Exercise description: Return a copy of every line in the records that includes the word "ylabel".

Entries taken from a collection
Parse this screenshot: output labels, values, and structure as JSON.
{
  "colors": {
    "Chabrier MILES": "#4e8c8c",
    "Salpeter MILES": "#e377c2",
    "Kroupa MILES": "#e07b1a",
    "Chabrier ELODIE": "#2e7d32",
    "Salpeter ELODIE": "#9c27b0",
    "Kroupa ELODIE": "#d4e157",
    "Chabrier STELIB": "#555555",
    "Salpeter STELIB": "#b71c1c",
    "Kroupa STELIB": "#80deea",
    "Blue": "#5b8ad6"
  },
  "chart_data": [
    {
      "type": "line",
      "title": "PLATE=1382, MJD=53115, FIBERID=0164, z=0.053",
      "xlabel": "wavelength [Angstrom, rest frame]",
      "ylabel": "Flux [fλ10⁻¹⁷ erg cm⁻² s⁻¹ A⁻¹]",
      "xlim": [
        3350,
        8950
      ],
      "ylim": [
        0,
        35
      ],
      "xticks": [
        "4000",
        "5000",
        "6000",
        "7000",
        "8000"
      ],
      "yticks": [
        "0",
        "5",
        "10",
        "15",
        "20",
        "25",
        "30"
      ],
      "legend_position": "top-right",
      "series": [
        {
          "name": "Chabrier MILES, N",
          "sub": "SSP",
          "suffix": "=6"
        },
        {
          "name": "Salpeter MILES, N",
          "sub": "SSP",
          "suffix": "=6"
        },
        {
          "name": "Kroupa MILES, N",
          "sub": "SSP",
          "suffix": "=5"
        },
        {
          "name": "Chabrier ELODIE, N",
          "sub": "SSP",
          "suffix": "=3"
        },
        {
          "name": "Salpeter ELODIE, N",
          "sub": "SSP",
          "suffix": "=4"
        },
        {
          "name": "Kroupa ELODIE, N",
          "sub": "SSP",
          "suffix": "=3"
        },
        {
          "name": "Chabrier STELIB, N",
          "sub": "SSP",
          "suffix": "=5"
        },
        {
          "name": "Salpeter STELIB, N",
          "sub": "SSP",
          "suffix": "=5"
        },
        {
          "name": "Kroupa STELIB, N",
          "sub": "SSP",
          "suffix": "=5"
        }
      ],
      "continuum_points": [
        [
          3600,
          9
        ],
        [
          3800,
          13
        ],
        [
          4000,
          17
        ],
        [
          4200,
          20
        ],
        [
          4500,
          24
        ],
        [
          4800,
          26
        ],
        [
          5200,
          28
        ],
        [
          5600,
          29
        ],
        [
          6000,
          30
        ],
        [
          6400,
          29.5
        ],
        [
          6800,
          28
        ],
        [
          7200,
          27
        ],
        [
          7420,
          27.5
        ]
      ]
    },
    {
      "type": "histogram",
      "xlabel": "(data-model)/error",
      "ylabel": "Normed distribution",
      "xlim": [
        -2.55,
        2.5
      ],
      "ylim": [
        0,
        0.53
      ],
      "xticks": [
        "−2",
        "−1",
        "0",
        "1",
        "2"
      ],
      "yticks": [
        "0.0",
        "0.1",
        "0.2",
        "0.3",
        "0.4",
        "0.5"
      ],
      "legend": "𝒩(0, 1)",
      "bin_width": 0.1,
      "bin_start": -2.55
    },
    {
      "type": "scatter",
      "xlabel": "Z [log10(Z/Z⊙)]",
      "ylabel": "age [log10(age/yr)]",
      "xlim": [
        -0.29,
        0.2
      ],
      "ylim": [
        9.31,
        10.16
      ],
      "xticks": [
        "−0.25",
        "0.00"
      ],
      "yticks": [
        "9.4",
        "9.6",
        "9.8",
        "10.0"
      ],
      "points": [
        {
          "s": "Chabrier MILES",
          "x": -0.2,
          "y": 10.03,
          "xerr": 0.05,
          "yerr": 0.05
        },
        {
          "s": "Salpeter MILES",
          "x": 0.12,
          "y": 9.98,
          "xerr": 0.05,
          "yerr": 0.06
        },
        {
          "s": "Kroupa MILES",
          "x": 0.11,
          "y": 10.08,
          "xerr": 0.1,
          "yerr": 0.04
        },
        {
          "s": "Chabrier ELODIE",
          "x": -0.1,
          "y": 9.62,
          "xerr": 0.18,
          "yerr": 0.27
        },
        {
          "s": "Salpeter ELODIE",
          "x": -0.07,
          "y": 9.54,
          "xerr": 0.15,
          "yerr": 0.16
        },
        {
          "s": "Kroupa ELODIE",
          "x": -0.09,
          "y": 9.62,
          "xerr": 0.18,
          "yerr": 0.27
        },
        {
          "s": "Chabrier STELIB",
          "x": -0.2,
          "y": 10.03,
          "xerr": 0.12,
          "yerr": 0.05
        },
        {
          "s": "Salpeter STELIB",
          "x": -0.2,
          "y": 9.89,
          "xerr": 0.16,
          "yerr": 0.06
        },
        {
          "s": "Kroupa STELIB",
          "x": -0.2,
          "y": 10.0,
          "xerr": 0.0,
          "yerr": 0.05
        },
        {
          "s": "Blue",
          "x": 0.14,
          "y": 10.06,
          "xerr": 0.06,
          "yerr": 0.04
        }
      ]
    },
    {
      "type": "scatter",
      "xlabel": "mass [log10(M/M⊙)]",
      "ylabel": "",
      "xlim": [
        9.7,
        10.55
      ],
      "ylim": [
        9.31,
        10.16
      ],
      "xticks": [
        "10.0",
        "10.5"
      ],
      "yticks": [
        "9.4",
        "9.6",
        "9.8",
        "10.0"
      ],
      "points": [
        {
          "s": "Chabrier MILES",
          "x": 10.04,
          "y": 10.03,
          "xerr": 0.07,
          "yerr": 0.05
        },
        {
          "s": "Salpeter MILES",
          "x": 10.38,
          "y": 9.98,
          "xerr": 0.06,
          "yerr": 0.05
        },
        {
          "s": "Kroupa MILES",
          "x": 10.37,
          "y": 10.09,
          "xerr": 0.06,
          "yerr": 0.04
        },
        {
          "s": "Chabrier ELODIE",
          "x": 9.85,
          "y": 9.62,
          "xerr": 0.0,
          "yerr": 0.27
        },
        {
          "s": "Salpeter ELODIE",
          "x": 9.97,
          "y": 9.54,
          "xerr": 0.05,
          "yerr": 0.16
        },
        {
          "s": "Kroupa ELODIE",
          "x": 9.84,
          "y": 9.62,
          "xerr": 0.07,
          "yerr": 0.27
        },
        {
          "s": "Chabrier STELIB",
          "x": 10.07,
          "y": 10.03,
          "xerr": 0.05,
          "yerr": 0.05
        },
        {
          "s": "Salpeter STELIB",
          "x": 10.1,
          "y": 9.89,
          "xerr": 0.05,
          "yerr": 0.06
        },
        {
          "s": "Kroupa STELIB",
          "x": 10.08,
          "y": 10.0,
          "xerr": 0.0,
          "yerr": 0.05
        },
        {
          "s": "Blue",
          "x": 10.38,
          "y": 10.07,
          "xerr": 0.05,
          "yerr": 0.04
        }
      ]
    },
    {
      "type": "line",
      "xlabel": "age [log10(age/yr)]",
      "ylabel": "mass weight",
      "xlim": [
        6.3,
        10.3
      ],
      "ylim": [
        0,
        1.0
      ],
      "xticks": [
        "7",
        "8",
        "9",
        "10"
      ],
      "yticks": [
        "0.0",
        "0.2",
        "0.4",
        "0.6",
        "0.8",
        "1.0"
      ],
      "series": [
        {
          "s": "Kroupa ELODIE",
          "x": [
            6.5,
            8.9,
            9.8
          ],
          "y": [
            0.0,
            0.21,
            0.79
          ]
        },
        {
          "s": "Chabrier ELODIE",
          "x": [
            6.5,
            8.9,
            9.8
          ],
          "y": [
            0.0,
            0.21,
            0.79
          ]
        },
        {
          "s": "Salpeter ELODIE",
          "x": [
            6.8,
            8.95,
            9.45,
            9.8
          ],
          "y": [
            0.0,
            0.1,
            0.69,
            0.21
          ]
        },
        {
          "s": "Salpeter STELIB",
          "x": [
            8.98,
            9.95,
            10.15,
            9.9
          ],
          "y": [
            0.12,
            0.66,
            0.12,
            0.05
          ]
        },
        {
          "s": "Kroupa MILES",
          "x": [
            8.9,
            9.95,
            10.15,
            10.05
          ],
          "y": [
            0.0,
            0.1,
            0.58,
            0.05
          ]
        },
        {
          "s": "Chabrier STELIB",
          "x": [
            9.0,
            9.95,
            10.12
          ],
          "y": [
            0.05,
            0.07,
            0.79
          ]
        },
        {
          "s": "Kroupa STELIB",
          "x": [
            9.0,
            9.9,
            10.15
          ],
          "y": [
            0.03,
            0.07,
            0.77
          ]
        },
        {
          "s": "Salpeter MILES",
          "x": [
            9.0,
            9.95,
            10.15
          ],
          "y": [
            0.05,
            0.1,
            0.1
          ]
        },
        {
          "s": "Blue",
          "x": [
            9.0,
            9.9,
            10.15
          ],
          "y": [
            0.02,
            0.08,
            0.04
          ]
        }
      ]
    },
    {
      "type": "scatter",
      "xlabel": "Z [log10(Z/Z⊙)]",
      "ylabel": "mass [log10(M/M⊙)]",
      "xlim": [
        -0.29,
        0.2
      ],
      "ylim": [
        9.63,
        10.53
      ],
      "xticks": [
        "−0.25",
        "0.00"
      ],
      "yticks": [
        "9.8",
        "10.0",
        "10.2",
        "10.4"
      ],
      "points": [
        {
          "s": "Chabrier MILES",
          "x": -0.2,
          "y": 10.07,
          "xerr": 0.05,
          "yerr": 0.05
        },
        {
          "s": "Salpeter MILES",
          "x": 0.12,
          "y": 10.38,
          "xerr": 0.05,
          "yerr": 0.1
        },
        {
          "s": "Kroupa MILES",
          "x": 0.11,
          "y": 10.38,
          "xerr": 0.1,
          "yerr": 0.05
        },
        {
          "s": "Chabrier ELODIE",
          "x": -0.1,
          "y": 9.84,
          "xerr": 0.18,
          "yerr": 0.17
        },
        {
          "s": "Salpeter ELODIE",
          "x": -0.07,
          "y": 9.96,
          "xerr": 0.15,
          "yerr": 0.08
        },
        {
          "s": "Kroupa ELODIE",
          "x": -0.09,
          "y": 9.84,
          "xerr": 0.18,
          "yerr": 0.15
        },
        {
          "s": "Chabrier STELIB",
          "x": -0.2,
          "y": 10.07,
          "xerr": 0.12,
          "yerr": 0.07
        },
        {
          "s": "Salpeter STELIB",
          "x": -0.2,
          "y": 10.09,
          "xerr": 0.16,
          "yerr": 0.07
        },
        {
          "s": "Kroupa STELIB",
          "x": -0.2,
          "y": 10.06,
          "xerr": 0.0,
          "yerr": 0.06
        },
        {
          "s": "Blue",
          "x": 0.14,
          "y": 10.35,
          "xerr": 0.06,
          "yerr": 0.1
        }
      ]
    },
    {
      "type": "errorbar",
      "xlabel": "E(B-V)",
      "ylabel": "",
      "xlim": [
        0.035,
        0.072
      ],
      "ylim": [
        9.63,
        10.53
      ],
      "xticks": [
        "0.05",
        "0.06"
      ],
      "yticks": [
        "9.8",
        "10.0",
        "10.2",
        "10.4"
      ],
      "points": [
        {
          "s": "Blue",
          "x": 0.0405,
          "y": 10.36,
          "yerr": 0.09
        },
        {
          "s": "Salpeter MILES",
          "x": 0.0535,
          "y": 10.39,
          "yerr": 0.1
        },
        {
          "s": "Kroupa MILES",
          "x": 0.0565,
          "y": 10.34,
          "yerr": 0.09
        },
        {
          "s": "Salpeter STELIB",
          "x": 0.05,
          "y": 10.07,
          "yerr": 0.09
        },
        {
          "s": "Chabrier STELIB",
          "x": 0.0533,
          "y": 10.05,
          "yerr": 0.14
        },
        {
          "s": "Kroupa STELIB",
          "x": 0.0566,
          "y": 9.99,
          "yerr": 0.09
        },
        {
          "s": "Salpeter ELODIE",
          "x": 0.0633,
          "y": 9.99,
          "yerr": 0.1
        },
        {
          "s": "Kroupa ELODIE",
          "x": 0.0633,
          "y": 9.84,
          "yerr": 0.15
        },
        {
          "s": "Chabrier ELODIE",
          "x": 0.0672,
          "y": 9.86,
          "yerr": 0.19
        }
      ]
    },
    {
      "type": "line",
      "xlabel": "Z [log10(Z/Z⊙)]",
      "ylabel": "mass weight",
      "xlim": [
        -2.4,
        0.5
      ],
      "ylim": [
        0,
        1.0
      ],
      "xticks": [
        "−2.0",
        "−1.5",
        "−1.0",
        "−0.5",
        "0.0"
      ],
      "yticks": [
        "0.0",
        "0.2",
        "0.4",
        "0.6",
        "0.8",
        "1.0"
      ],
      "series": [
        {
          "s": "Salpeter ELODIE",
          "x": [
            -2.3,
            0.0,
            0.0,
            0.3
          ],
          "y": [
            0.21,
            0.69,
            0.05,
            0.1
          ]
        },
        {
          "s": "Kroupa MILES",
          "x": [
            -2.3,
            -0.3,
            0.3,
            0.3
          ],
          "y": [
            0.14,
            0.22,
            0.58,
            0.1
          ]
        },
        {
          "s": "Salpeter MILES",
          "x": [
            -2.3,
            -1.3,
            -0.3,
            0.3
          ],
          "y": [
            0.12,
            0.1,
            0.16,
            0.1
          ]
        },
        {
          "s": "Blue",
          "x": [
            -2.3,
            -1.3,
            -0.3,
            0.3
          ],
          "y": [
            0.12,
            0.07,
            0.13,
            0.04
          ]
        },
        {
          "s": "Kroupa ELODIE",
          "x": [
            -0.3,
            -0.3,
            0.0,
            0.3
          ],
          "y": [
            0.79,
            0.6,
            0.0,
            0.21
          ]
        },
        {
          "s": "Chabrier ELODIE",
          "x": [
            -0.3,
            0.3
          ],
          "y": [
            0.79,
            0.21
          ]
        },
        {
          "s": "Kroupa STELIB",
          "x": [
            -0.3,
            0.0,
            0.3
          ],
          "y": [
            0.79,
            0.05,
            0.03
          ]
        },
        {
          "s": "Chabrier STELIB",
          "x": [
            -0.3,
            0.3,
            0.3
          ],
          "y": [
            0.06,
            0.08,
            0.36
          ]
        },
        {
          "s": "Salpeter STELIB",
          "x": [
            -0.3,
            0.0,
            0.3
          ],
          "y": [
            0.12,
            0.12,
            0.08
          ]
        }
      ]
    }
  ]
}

Task output:
      "ylabel": "Flux [fλ10⁻¹⁷ erg cm⁻² s⁻¹ A⁻¹]",
      "ylabel": "Normed distribution",
      "ylabel": "age [log10(age/yr)]",
      "ylabel": "",
      "ylabel": "mass weight",
      "ylabel": "mass [log10(M/M⊙)]",
      "ylabel": "",
      "ylabel": "mass weight",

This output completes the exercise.